# [Data extracts]
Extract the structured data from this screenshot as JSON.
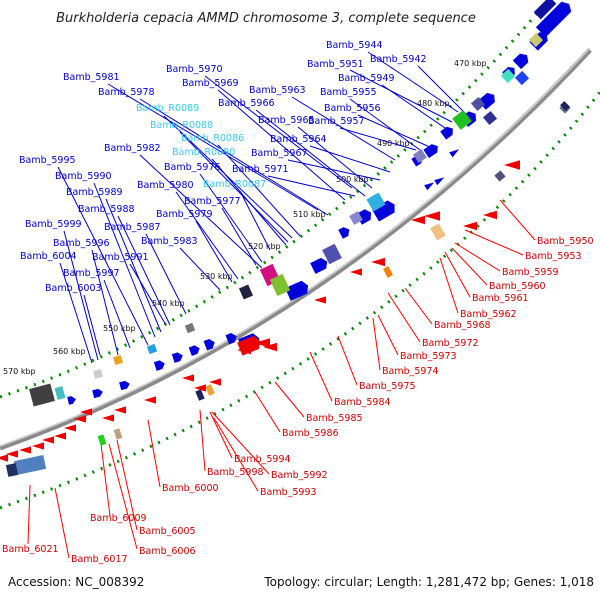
{
  "title": "Burkholderia cepacia AMMD chromosome 3, complete sequence",
  "footer": {
    "accession": "Accession: NC_008392",
    "topology": "Topology: circular; Length: 1,281,472 bp; Genes: 1,018"
  },
  "colors": {
    "forward": "#0000cc",
    "reverse": "#ff0000",
    "rna": "#33ccee",
    "backbone": "#7f7f7f",
    "ticks": "#008800"
  },
  "kbp_ticks": [
    "470 kbp",
    "480 kbp",
    "490 kbp",
    "500 kbp",
    "510 kbp",
    "520 kbp",
    "530 kbp",
    "540 kbp",
    "550 kbp",
    "560 kbp",
    "570 kbp"
  ],
  "forward_labels": [
    "Bamb_5944",
    "Bamb_5942",
    "Bamb_5951",
    "Bamb_5949",
    "Bamb_5970",
    "Bamb_5981",
    "Bamb_5969",
    "Bamb_5963",
    "Bamb_5955",
    "Bamb_5978",
    "Bamb_5966",
    "Bamb_5965",
    "Bamb_5956",
    "Bamb_R0089",
    "Bamb_5957",
    "Bamb_R0088",
    "Bamb_R0086",
    "Bamb_5964",
    "Bamb_5982",
    "Bamb_R0090",
    "Bamb_5967",
    "Bamb_5995",
    "Bamb_5976",
    "Bamb_5971",
    "Bamb_5990",
    "Bamb_5980",
    "Bamb_R0087",
    "Bamb_5989",
    "Bamb_5977",
    "Bamb_5988",
    "Bamb_5979",
    "Bamb_5999",
    "Bamb_5987",
    "Bamb_5983",
    "Bamb_5996",
    "Bamb_6004",
    "Bamb_5991",
    "Bamb_5997",
    "Bamb_6003"
  ],
  "reverse_labels": [
    "Bamb_5950",
    "Bamb_5953",
    "Bamb_5959",
    "Bamb_5960",
    "Bamb_5961",
    "Bamb_5962",
    "Bamb_5968",
    "Bamb_5972",
    "Bamb_5973",
    "Bamb_5974",
    "Bamb_5975",
    "Bamb_5984",
    "Bamb_5985",
    "Bamb_5986",
    "Bamb_5994",
    "Bamb_5998",
    "Bamb_5992",
    "Bamb_5993",
    "Bamb_6000",
    "Bamb_6009",
    "Bamb_6005",
    "Bamb_6006",
    "Bamb_6021",
    "Bamb_6017"
  ]
}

# [Task requirements]
Transcribe the entries above word for word, but leave every picture out of your copy.

# [Task answer]
Extract the structured data from this screenshot as JSON.
{
  "title": "Burkholderia cepacia AMMD chromosome 3, complete sequence",
  "footer": {
    "accession": "Accession: NC_008392",
    "topology": "Topology: circular; Length: 1,281,472 bp; Genes: 1,018"
  },
  "colors": {
    "forward": "#0000cc",
    "reverse": "#ff0000",
    "rna": "#33ccee",
    "backbone": "#7f7f7f",
    "ticks": "#008800"
  },
  "kbp_ticks": [
    "470 kbp",
    "480 kbp",
    "490 kbp",
    "500 kbp",
    "510 kbp",
    "520 kbp",
    "530 kbp",
    "540 kbp",
    "550 kbp",
    "560 kbp",
    "570 kbp"
  ],
  "forward_labels": [
    "Bamb_5944",
    "Bamb_5942",
    "Bamb_5951",
    "Bamb_5949",
    "Bamb_5970",
    "Bamb_5981",
    "Bamb_5969",
    "Bamb_5963",
    "Bamb_5955",
    "Bamb_5978",
    "Bamb_5966",
    "Bamb_5965",
    "Bamb_5956",
    "Bamb_R0089",
    "Bamb_5957",
    "Bamb_R0088",
    "Bamb_R0086",
    "Bamb_5964",
    "Bamb_5982",
    "Bamb_R0090",
    "Bamb_5967",
    "Bamb_5995",
    "Bamb_5976",
    "Bamb_5971",
    "Bamb_5990",
    "Bamb_5980",
    "Bamb_R0087",
    "Bamb_5989",
    "Bamb_5977",
    "Bamb_5988",
    "Bamb_5979",
    "Bamb_5999",
    "Bamb_5987",
    "Bamb_5983",
    "Bamb_5996",
    "Bamb_6004",
    "Bamb_5991",
    "Bamb_5997",
    "Bamb_6003"
  ],
  "reverse_labels": [
    "Bamb_5950",
    "Bamb_5953",
    "Bamb_5959",
    "Bamb_5960",
    "Bamb_5961",
    "Bamb_5962",
    "Bamb_5968",
    "Bamb_5972",
    "Bamb_5973",
    "Bamb_5974",
    "Bamb_5975",
    "Bamb_5984",
    "Bamb_5985",
    "Bamb_5986",
    "Bamb_5994",
    "Bamb_5998",
    "Bamb_5992",
    "Bamb_5993",
    "Bamb_6000",
    "Bamb_6009",
    "Bamb_6005",
    "Bamb_6006",
    "Bamb_6021",
    "Bamb_6017"
  ]
}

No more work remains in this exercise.